> _PROBLEM REQUIREMENTS_:
From the listing, collect all lines containing the word "title".

> _DATASET RECORDS_:

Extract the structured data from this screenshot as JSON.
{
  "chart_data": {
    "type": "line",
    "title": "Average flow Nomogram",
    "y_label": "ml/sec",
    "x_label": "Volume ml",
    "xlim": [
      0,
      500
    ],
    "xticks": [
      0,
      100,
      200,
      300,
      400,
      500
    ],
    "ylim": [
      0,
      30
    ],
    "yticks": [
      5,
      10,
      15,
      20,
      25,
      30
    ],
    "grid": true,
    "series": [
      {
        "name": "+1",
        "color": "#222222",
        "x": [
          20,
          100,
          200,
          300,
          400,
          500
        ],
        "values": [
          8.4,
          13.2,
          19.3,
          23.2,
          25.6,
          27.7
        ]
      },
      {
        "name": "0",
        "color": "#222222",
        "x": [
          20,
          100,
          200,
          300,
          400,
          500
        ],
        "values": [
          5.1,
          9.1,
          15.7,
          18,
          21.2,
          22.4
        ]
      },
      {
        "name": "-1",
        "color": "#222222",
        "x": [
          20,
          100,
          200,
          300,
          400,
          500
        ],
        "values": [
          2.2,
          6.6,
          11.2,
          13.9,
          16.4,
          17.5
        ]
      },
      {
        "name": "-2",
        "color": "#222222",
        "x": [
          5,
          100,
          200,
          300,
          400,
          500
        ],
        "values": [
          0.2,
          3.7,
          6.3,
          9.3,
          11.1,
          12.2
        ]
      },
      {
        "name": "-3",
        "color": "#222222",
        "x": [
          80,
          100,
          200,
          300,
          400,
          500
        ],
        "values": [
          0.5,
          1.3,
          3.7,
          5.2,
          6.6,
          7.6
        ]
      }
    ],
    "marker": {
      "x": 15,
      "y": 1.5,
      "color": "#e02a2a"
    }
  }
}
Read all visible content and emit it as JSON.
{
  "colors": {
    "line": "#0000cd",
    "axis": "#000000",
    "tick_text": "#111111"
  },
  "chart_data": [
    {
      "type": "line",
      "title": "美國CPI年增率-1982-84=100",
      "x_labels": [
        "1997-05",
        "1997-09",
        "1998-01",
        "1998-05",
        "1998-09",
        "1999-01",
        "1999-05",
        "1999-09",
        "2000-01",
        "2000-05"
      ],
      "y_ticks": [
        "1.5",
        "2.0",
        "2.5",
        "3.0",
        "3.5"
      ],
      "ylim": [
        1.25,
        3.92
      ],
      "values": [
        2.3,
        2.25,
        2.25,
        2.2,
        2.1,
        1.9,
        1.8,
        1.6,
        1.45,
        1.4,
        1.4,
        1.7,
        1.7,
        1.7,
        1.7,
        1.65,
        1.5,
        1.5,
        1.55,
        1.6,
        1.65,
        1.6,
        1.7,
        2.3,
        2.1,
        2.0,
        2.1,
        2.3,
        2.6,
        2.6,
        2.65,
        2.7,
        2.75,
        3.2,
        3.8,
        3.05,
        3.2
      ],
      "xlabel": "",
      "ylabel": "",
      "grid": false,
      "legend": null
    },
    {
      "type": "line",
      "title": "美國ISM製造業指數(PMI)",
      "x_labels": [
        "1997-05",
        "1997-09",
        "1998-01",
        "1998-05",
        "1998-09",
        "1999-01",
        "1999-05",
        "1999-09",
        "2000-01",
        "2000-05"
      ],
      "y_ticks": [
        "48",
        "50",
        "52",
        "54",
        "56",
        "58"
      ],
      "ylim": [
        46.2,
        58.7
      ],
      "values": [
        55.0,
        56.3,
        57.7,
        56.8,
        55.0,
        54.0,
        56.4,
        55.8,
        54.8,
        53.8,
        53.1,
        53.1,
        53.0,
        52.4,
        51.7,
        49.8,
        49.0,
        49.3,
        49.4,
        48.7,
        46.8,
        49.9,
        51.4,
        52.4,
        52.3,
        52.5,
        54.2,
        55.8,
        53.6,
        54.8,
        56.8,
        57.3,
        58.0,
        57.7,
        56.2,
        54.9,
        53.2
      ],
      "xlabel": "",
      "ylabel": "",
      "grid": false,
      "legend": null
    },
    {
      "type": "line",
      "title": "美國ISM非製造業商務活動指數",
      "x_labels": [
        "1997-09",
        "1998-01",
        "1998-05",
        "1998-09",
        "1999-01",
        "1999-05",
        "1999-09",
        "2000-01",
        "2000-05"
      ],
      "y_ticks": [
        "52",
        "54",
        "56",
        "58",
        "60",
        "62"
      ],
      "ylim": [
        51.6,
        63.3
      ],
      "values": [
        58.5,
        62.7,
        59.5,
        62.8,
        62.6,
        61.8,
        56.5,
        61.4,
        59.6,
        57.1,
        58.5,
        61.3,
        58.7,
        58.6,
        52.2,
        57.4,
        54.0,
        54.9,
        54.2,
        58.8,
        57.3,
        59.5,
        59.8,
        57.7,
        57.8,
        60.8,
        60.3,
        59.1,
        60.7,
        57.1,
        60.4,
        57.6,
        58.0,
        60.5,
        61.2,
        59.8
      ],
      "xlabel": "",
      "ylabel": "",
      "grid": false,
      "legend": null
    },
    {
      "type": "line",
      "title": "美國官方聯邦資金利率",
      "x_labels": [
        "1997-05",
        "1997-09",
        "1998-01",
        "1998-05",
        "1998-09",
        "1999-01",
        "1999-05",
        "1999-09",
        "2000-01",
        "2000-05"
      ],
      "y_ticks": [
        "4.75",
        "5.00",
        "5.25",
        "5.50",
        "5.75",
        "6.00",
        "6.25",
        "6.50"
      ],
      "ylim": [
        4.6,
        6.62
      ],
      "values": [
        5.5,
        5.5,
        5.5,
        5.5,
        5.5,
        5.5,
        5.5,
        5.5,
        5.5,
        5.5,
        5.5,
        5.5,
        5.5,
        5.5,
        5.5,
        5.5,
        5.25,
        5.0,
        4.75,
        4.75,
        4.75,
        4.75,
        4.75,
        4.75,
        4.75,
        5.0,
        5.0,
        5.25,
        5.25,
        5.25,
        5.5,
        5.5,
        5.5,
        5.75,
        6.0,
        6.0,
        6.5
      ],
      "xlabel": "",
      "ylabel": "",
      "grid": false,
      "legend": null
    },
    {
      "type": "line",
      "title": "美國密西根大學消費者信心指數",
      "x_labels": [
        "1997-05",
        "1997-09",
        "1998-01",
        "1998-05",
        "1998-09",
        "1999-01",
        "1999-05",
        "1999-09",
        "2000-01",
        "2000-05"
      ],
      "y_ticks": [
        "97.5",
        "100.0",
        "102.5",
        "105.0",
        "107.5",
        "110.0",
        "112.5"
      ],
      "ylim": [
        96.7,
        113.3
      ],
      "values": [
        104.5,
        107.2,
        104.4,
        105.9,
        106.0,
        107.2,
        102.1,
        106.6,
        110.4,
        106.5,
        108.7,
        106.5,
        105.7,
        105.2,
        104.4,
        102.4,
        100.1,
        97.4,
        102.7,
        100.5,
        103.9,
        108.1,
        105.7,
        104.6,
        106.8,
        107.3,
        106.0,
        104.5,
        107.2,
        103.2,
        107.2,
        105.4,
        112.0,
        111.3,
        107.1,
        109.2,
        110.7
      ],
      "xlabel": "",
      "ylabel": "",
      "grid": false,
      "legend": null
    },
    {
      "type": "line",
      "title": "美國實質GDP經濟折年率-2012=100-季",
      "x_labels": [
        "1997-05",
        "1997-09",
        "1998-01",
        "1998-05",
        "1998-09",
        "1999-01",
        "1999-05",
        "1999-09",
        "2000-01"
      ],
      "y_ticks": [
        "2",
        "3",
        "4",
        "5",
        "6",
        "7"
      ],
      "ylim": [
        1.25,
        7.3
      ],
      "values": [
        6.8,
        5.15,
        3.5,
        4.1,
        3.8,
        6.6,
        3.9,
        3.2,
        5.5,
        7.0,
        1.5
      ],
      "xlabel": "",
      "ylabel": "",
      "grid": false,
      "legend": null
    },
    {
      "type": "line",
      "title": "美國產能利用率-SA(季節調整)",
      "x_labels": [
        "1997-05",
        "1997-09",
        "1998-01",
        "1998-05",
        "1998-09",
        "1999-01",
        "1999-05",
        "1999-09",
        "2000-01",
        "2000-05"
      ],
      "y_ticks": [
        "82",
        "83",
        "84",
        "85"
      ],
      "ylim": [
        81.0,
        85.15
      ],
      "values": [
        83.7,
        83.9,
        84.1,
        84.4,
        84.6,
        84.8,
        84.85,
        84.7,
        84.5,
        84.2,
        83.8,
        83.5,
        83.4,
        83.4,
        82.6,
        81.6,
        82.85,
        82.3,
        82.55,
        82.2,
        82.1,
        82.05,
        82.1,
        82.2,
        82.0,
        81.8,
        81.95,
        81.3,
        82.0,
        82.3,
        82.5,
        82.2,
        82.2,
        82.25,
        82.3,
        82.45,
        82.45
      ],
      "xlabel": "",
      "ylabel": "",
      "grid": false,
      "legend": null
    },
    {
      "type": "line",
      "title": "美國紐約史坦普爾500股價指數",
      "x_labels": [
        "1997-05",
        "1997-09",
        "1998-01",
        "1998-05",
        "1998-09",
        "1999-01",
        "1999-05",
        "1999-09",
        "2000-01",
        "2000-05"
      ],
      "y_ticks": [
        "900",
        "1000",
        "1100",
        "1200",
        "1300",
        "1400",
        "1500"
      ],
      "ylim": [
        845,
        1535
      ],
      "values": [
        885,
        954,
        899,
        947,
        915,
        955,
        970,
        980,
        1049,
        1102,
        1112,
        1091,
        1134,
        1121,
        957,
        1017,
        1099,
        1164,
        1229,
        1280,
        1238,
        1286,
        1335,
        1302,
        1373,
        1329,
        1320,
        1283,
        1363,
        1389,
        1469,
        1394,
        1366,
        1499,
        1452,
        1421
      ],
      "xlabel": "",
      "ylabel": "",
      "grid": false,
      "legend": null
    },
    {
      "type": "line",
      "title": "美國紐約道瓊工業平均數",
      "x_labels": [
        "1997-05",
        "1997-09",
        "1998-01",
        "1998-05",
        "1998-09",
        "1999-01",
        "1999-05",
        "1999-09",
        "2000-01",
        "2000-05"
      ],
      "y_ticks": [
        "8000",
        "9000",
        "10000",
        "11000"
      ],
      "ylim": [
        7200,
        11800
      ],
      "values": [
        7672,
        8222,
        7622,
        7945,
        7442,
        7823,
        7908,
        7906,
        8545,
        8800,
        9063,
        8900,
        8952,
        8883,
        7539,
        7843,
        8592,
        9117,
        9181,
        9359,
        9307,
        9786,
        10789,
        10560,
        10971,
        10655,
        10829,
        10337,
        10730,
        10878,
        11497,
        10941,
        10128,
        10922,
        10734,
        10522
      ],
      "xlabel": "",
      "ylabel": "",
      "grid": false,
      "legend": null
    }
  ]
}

> _WORKED ANSWER_:
    "title": "Average flow Nomogram",
      "title": "美國CPI年增率-1982-84=100",
      "title": "美國ISM製造業指數(PMI)",
      "title": "美國ISM非製造業商務活動指數",
      "title": "美國官方聯邦資金利率",
      "title": "美國密西根大學消費者信心指數",
      "title": "美國實質GDP經濟折年率-2012=100-季",
      "title": "美國產能利用率-SA(季節調整)",
      "title": "美國紐約史坦普爾500股價指數",
      "title": "美國紐約道瓊工業平均數",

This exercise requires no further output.